| Entries from a dataset |
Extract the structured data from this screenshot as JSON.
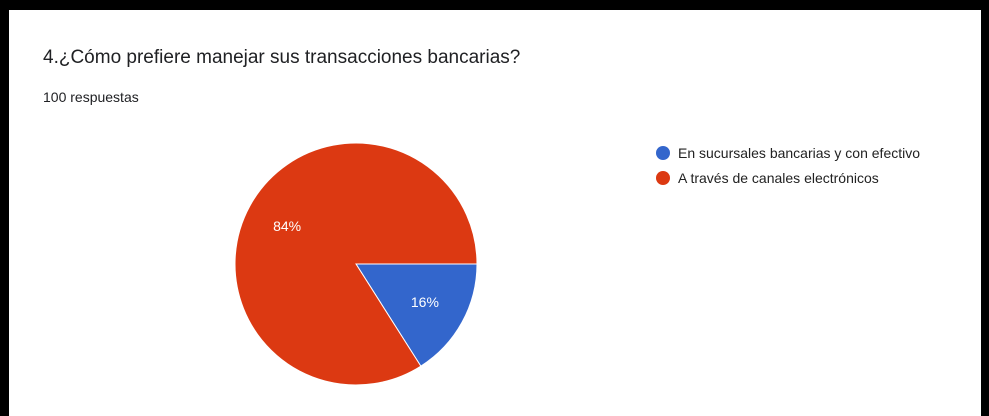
{
  "question": {
    "title": "4.¿Cómo prefiere manejar sus transacciones bancarias?",
    "responses": "100 respuestas"
  },
  "chart_data": {
    "type": "pie",
    "categories": [
      "En sucursales bancarias y con efectivo",
      "A través de canales electrónicos"
    ],
    "values": [
      16,
      84
    ],
    "labels": [
      "16%",
      "84%"
    ],
    "colors": [
      "#3366cc",
      "#dc3912"
    ],
    "legend_position": "right"
  }
}
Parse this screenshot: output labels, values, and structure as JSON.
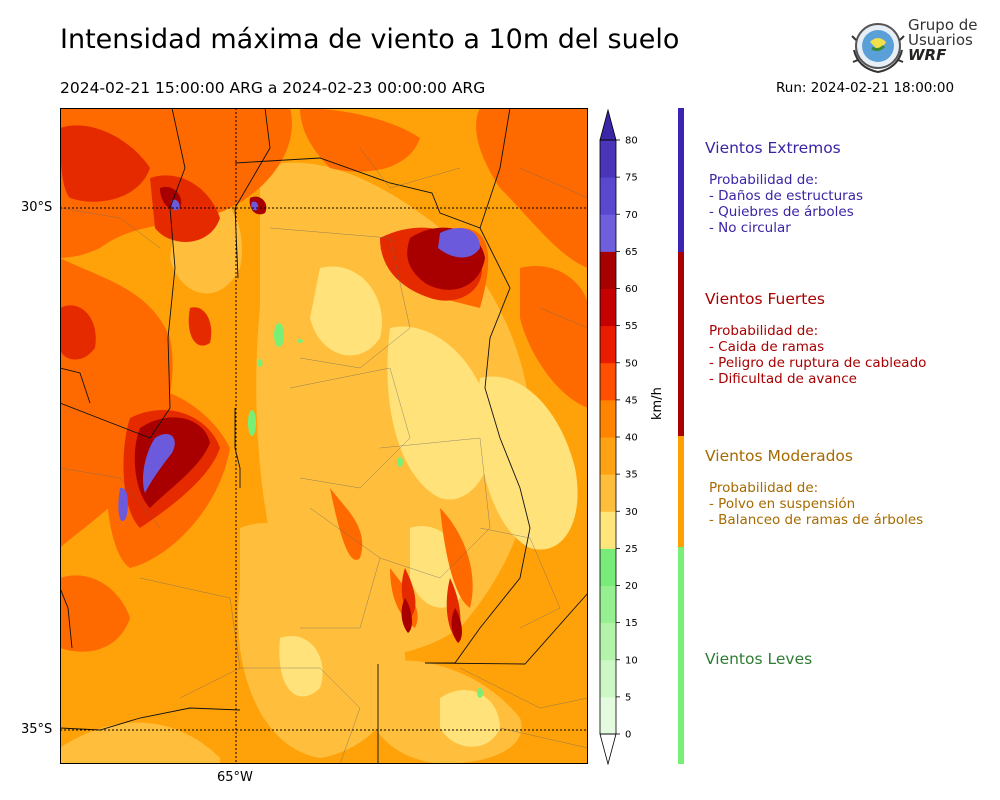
{
  "header": {
    "title": "Intensidad máxima de viento a 10m del suelo",
    "period": "2024-02-21 15:00:00 ARG  a  2024-02-23 00:00:00 ARG",
    "run": "Run: 2024-02-21 18:00:00"
  },
  "logo": {
    "line1": "Grupo de",
    "line2": "Usuarios",
    "line3": "WRF"
  },
  "map": {
    "lat_labels": [
      "30°S",
      "35°S"
    ],
    "lon_label": "65°W",
    "colors": {
      "orange": "#ffa20a",
      "light_orange": "#ffbe3c",
      "yellow": "#ffe27a",
      "orange_red": "#ff6a00",
      "red": "#e62a00",
      "dark_red": "#a80000",
      "purple": "#6c5adc",
      "green": "#78f078"
    }
  },
  "colorbar": {
    "unit": "km/h",
    "ticks": [
      "0",
      "5",
      "10",
      "15",
      "20",
      "25",
      "30",
      "35",
      "40",
      "45",
      "50",
      "55",
      "60",
      "65",
      "70",
      "75",
      "80"
    ],
    "colors": [
      "#e5fbe0",
      "#cdf7c5",
      "#b4f3aa",
      "#96ef90",
      "#78eb78",
      "#fee57c",
      "#febd3c",
      "#fea213",
      "#ff8400",
      "#ff4f00",
      "#e91b00",
      "#c50000",
      "#a60000",
      "#6f5fdc",
      "#5a48cf",
      "#4a34b8"
    ],
    "max_color": "#3d25a8"
  },
  "categories": [
    {
      "title": "Vientos Extremos",
      "color": "#3b23a6",
      "band_color": "#3b23b4",
      "lines": [
        "Probabilidad de:",
        "- Daños de estructuras",
        "- Quiebres de árboles",
        "- No circular"
      ]
    },
    {
      "title": "Vientos Fuertes",
      "color": "#a80000",
      "band_color": "#a80000",
      "lines": [
        "Probabilidad de:",
        "- Caida de ramas",
        "- Peligro de ruptura de cableado",
        "- Dificultad de avance"
      ]
    },
    {
      "title": "Vientos Moderados",
      "color": "#a66a00",
      "band_color": "#ff9f00",
      "lines": [
        "Probabilidad de:",
        "- Polvo en suspensión",
        "- Balanceo de ramas de árboles"
      ]
    },
    {
      "title": "Vientos Leves",
      "color": "#2e7d32",
      "band_color": "#78f078",
      "lines": []
    }
  ]
}
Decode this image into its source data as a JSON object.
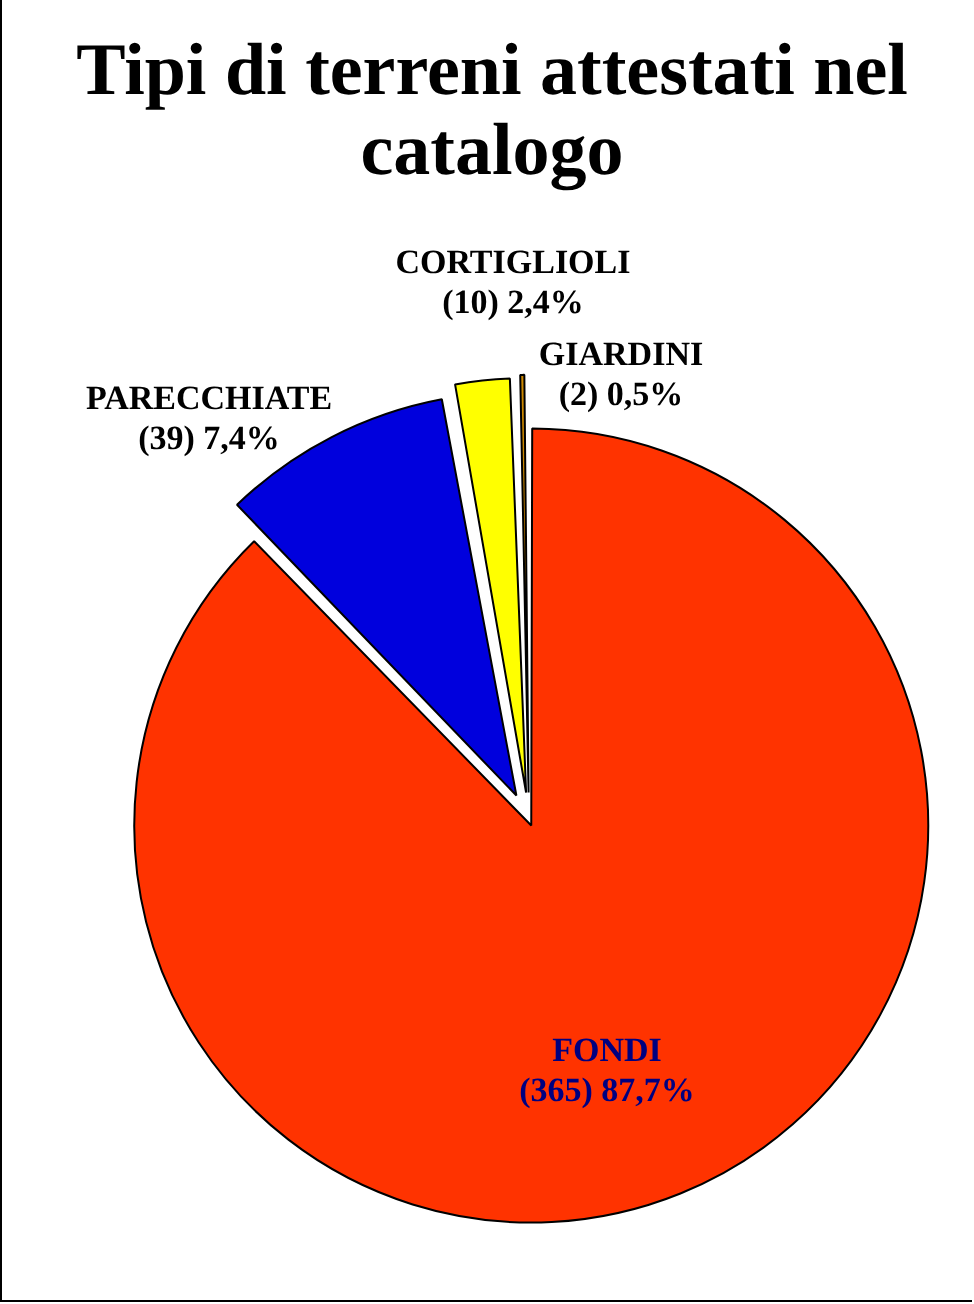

| EXERCISE DIRECTIONS |
Transcribe every line in the entries above, taking out only the images.

| FINISHED ANSWER |
Extract the structured data from this screenshot as JSON.
{
  "question": {
    "title": "4.¿Cómo prefiere manejar sus transacciones bancarias?",
    "responses": "100 respuestas"
  },
  "chart_data": {
    "type": "pie",
    "categories": [
      "En sucursales bancarias y con efectivo",
      "A través de canales electrónicos"
    ],
    "values": [
      16,
      84
    ],
    "labels": [
      "16%",
      "84%"
    ],
    "colors": [
      "#3366cc",
      "#dc3912"
    ],
    "legend_position": "right"
  }
}
Parse this screenshot: output labels, values, and structure as JSON.
{
  "header": {
    "title": "Intensidad máxima de viento a 10m del suelo",
    "period": "2024-02-21 15:00:00 ARG  a  2024-02-23 00:00:00 ARG",
    "run": "Run: 2024-02-21 18:00:00"
  },
  "logo": {
    "line1": "Grupo de",
    "line2": "Usuarios",
    "line3": "WRF"
  },
  "map": {
    "lat_labels": [
      "30°S",
      "35°S"
    ],
    "lon_label": "65°W",
    "colors": {
      "orange": "#ffa20a",
      "light_orange": "#ffbe3c",
      "yellow": "#ffe27a",
      "orange_red": "#ff6a00",
      "red": "#e62a00",
      "dark_red": "#a80000",
      "purple": "#6c5adc",
      "green": "#78f078"
    }
  },
  "colorbar": {
    "unit": "km/h",
    "ticks": [
      "0",
      "5",
      "10",
      "15",
      "20",
      "25",
      "30",
      "35",
      "40",
      "45",
      "50",
      "55",
      "60",
      "65",
      "70",
      "75",
      "80"
    ],
    "colors": [
      "#e5fbe0",
      "#cdf7c5",
      "#b4f3aa",
      "#96ef90",
      "#78eb78",
      "#fee57c",
      "#febd3c",
      "#fea213",
      "#ff8400",
      "#ff4f00",
      "#e91b00",
      "#c50000",
      "#a60000",
      "#6f5fdc",
      "#5a48cf",
      "#4a34b8"
    ],
    "max_color": "#3d25a8"
  },
  "categories": [
    {
      "title": "Vientos Extremos",
      "color": "#3b23a6",
      "band_color": "#3b23b4",
      "lines": [
        "Probabilidad de:",
        "- Daños de estructuras",
        "- Quiebres de árboles",
        "- No circular"
      ]
    },
    {
      "title": "Vientos Fuertes",
      "color": "#a80000",
      "band_color": "#a80000",
      "lines": [
        "Probabilidad de:",
        "- Caida de ramas",
        "- Peligro de ruptura de cableado",
        "- Dificultad de avance"
      ]
    },
    {
      "title": "Vientos Moderados",
      "color": "#a66a00",
      "band_color": "#ff9f00",
      "lines": [
        "Probabilidad de:",
        "- Polvo en suspensión",
        "- Balanceo de ramas de árboles"
      ]
    },
    {
      "title": "Vientos Leves",
      "color": "#2e7d32",
      "band_color": "#78f078",
      "lines": []
    }
  ]
}
Decode this image into its source data as a JSON object.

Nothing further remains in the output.